**WORK INSTRUCTIONS**:
a. Copy the passage of the Spark thread between "2018-01-23 Thread Patrick" and "to the datacenter.", inclusive, swapping "edge" for "client".
b. According to the Spark thread, why have the Amazon JARs proven brittle?

**EXCERPTED TEXT**:
######

Re: I can't save DataFrame from running Spark locally

2018-01-23 Thread Patrick Alwell

Spark cannot read locally from S3 without an S3a protocol; you’ll more than 
likely need a local copy of the data or you’ll need to utilize the proper jars 
to enable S3 communication from the edge to the datacenter.

https://stackoverflow.com/questions/30385981/how-to-access-s3a-files-from-apache-spark

Here are the jars: 
https://mvnrepository.com/artifact/org.apache.hadoop/hadoop-aws

Looks like you already have them, in which case you’ll have to make small 
configuration changes, e.g. s3 --> s3a

Keep in mind: The Amazon JARs have proven very brittle: the version of the 
Amazon libraries must match the versions against which the Hadoop binaries were 
built.

https://hortonworks.github.io/hdp-aws/s3-s3aclient/index.html#using-the-s3a-filesystem-client




From: Toy 
Date: Tuesday, January 23, 2018 at 11:33 AM
To: "user@spark.apache.org" 
Subject: I can't save DataFrame from running Spark locally

Hi,

First of all, my Spark application runs fine in AWS EMR. However, I'm trying to 
run it locally to debug some issue. My application is just to parse log files 
and convert to DataFrame then convert to ORC and save to S3. However, when I 
run locally I get this error

java.io.IOException: /orc/dt=2018-01-23 doesn't exist
at 
org.apache.hadoop.fs.s3.Jets3tFileSystemStore.get(Jets3tFileSystemStore.java:170)
at 
org.apache.hadoop.fs.s3.Jets3tFileSystemStore.retrieveINode(Jets3tFileSystemStore.java:221)
at sun.reflect.NativeMethodAccessorImpl.invoke0(Native Method)
at sun.reflect.NativeMethodAccessorImpl.invoke(NativeMethodAccessorImpl.java:62)
at 
sun.reflect.DelegatingMethodAccessorImpl.invoke(DelegatingMethodAccessorImpl.java:43)
at java.lang.reflect.Method.invoke(Method.java:497)
at 
org.apache.hadoop.io.retry.RetryInvocationHandler.invokeMethod(RetryInvocationHandler.java:191)
at 
org.apache.hadoop.io.retry.RetryInvocationHandler.invoke(RetryInvocationHandler.java:102)

######

Labeled region entries

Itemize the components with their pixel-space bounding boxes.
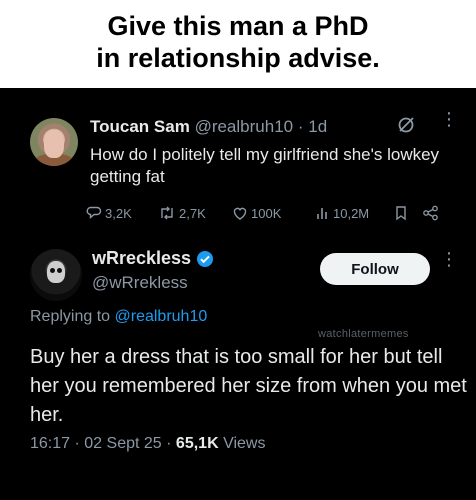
separator: · bbox=[297, 117, 304, 136]
views-icon bbox=[317, 208, 327, 219]
follow-button[interactable]: Follow bbox=[320, 253, 430, 285]
original-tweet[interactable]: Toucan Sam @realbruh10 · 1d ⋮ How do I p… bbox=[0, 100, 476, 230]
more-icon[interactable]: ⋮ bbox=[440, 110, 458, 128]
like-button[interactable]: 100K bbox=[232, 205, 281, 221]
tweet-time[interactable]: 16:17 bbox=[30, 435, 70, 452]
like-count: 100K bbox=[251, 205, 282, 221]
display-name[interactable]: wRreckless bbox=[92, 248, 191, 269]
tweet-text: Buy her a dress that is too small for he… bbox=[30, 346, 467, 426]
views-count: 65,1K bbox=[175, 435, 219, 452]
handle[interactable]: @realbruh10 bbox=[195, 117, 294, 136]
views-label: Views bbox=[223, 435, 266, 452]
views-button[interactable]: 10,2M bbox=[316, 205, 369, 221]
avatar[interactable] bbox=[30, 249, 82, 301]
tweet-date[interactable]: 02 Sept 25 bbox=[84, 435, 161, 452]
reply-button[interactable]: 3,2K bbox=[86, 205, 132, 221]
tweet-header: Toucan Sam @realbruh10 · 1d bbox=[90, 117, 327, 137]
tweet-age[interactable]: 1d bbox=[308, 117, 327, 136]
display-name[interactable]: Toucan Sam bbox=[90, 117, 190, 136]
repost-icon bbox=[161, 206, 173, 220]
avatar-face bbox=[44, 130, 64, 158]
like-icon bbox=[233, 207, 247, 220]
replying-to: Replying to @realbruh10 bbox=[30, 308, 207, 326]
watermark: watchlatermemes bbox=[318, 328, 409, 340]
separator: · bbox=[74, 435, 80, 452]
share-icon[interactable] bbox=[422, 205, 440, 221]
avatar[interactable] bbox=[30, 118, 78, 166]
caption-line-2: in relationship advise. bbox=[96, 43, 380, 73]
more-icon[interactable]: ⋮ bbox=[440, 250, 458, 268]
reply-count: 3,2K bbox=[105, 205, 132, 221]
verified-badge-icon bbox=[197, 250, 214, 267]
tweet-actions: 3,2K 2,7K 100K 10,2M bbox=[86, 205, 466, 225]
tweet-meta: 16:17 · 02 Sept 25 · 65,1K Views bbox=[30, 435, 265, 453]
replying-to-link[interactable]: @realbruh10 bbox=[115, 308, 208, 325]
avatar-eye bbox=[50, 268, 55, 273]
meme-caption: Give this man a PhD in relationship advi… bbox=[0, 0, 476, 88]
separator: · bbox=[166, 435, 172, 452]
tweet-text: How do I politely tell my girlfriend she… bbox=[90, 145, 440, 186]
display-name-row: wRreckless bbox=[92, 248, 214, 269]
reply-tweet[interactable]: wRreckless @wRrekless Follow ⋮ Replying … bbox=[0, 240, 476, 500]
grok-icon[interactable] bbox=[397, 116, 415, 134]
handle[interactable]: @wRrekless bbox=[92, 273, 188, 293]
reply-icon bbox=[86, 206, 102, 220]
repost-button[interactable]: 2,7K bbox=[158, 205, 206, 221]
views-count: 10,2M bbox=[333, 205, 370, 221]
repost-count: 2,7K bbox=[179, 205, 206, 221]
caption-line-1: Give this man a PhD bbox=[107, 11, 369, 41]
avatar-eye bbox=[57, 268, 62, 273]
replying-prefix: Replying to bbox=[30, 308, 111, 325]
bookmark-icon[interactable] bbox=[394, 205, 408, 221]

######

**SOLUTIONS**:
a.
2018-01-23 Thread Patrick Alwell

Spark cannot read locally from S3 without an S3a protocol; you’ll more than 
likely need a local copy of the data or you’ll need to utilize the proper jars 
to enable S3 communication from the client to the datacenter.

b. They have proven brittle because the version of the Amazon libraries must match the versions against which the Hadoop binaries were built.